━━ SOURCE MATERIAL
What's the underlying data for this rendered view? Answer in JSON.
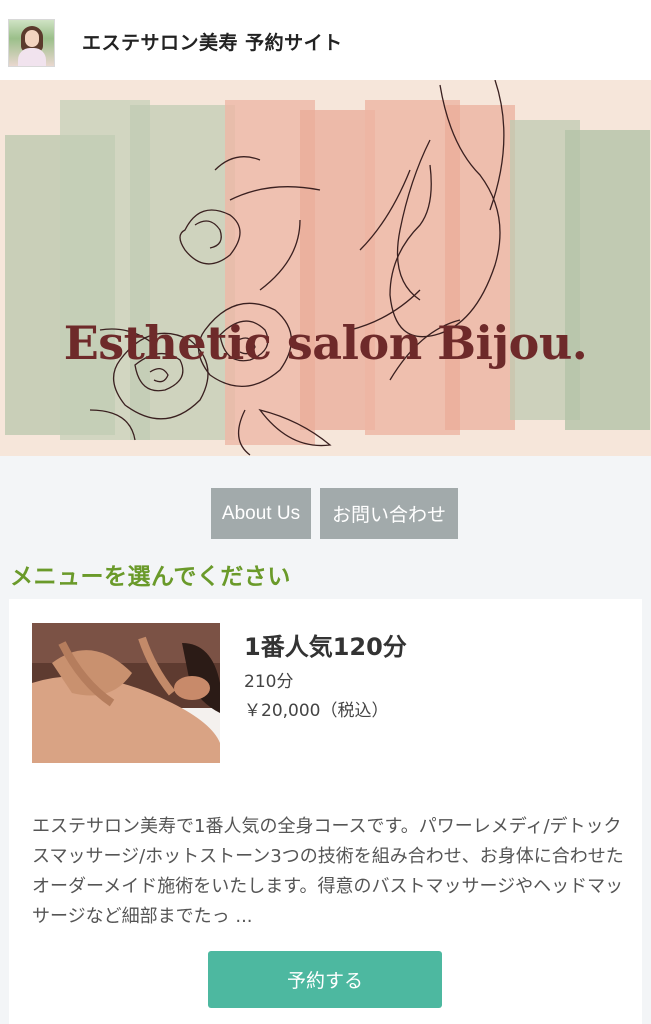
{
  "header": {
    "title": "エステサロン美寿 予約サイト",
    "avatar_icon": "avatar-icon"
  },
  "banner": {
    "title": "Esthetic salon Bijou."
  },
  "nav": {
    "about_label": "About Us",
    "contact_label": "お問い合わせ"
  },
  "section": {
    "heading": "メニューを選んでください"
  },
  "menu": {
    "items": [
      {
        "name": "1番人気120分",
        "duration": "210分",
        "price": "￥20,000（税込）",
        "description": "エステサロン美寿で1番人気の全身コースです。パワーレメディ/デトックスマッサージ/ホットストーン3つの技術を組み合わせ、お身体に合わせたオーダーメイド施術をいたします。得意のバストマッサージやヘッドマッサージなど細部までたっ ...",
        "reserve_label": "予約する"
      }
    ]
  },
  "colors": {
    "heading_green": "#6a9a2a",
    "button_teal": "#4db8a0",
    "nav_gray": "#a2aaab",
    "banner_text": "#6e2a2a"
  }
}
━━━━
━━ SOURCE MATERIAL
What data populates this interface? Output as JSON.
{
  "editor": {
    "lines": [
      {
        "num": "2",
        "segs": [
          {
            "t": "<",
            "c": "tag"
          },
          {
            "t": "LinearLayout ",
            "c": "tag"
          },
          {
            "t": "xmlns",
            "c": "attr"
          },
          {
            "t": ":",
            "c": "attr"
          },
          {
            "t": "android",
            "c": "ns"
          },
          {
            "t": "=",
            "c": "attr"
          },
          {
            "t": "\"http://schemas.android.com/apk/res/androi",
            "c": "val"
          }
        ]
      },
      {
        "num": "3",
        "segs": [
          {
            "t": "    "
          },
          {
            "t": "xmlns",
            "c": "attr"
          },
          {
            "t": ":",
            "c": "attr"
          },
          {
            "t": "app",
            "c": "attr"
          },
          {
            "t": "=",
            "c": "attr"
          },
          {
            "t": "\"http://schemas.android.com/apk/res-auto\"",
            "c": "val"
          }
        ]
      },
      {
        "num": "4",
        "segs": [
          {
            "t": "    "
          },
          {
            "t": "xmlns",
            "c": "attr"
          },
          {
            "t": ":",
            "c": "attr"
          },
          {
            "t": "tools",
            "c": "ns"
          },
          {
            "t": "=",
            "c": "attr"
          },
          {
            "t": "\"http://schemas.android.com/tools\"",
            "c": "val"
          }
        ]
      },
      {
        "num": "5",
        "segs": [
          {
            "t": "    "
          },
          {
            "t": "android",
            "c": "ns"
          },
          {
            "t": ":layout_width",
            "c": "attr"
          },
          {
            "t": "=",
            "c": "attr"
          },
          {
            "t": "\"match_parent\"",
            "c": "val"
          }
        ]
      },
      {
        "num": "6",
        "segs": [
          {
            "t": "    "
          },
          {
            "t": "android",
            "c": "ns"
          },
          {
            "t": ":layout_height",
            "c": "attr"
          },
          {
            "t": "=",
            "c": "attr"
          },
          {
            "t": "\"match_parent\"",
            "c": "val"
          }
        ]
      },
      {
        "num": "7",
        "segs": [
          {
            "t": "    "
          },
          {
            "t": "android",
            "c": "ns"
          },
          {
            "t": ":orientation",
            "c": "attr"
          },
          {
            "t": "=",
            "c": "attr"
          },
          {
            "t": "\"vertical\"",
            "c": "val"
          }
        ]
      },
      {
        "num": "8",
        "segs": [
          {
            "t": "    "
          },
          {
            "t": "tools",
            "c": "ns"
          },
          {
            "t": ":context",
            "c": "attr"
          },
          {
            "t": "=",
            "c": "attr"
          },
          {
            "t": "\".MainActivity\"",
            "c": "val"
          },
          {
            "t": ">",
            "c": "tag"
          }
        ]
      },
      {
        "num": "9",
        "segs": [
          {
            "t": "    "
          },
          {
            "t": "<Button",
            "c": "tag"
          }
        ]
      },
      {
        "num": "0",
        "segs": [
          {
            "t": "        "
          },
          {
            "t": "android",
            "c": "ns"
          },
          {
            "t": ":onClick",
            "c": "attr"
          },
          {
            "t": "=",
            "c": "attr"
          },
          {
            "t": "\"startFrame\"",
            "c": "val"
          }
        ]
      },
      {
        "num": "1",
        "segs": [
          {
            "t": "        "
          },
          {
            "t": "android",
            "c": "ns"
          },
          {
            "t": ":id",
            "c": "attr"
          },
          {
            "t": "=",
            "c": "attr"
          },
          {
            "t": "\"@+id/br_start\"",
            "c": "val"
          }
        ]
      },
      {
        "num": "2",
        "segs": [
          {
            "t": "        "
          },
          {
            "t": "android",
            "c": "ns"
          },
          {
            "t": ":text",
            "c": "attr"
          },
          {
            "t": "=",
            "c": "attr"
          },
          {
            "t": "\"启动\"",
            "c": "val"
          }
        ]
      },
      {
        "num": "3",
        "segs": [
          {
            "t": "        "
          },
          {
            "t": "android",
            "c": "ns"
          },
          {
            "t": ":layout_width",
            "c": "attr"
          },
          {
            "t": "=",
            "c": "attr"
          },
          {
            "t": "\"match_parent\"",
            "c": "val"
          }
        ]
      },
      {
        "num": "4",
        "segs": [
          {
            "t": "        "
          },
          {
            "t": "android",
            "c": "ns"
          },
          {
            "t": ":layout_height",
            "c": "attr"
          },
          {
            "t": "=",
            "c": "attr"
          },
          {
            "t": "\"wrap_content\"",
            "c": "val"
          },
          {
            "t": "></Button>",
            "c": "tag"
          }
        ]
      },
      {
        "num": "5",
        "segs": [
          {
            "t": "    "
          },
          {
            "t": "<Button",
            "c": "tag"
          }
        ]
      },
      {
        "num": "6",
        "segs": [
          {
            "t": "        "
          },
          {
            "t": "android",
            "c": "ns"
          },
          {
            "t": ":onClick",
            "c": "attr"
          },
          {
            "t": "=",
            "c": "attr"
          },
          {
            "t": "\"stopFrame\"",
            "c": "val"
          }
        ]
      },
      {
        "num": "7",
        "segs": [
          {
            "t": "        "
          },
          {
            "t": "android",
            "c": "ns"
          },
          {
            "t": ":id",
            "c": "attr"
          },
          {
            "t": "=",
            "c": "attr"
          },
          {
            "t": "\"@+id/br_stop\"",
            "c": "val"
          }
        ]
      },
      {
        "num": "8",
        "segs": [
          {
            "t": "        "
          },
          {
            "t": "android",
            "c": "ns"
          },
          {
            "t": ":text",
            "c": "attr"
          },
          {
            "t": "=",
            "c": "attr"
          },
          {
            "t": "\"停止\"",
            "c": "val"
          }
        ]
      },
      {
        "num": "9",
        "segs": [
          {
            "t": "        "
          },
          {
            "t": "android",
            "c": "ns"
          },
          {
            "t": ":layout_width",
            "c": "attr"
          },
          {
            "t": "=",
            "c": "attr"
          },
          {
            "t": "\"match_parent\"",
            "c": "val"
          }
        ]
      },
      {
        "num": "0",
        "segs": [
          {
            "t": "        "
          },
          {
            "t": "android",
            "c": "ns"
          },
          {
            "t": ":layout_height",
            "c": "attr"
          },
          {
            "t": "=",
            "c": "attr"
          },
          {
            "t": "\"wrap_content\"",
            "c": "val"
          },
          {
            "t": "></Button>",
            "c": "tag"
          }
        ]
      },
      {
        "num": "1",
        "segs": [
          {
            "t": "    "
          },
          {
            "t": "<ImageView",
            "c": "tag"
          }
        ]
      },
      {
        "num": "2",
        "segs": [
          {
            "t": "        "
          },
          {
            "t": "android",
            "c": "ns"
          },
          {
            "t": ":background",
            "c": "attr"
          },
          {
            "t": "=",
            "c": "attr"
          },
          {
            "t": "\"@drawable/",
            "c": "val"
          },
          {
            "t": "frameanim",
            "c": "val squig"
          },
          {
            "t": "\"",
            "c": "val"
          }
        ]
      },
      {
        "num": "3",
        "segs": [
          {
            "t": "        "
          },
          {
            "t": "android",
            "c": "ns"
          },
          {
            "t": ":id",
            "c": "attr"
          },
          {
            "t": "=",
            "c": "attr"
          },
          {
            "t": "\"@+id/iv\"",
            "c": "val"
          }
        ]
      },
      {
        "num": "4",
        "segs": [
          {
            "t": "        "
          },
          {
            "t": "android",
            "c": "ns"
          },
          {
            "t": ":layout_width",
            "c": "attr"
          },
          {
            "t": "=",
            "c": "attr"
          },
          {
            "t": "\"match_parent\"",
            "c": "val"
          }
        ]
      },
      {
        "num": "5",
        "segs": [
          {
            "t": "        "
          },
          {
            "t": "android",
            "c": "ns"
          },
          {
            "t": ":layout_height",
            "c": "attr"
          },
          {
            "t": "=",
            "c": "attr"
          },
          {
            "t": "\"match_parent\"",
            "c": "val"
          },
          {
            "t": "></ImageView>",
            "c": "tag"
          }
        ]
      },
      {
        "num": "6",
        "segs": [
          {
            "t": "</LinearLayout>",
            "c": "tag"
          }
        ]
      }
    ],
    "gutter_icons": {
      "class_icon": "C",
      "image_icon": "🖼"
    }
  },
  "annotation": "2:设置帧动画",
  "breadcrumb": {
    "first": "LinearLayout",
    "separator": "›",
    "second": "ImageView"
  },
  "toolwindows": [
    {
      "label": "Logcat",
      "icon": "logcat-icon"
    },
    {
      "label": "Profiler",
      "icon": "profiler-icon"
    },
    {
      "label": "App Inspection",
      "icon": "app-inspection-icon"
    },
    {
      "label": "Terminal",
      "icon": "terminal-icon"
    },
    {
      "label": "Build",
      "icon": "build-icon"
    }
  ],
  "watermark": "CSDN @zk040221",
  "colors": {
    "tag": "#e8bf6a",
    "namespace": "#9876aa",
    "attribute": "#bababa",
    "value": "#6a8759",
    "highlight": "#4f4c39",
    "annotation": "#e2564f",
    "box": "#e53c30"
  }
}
━━━━
> **PROBLEM REQUIREMENTS**:
Return from the data every line that holds "title".

> **EXERCISE SOLUTION**:
    "title": "エステサロン美寿 予約サイト",
    "title": "Esthetic salon Bijou."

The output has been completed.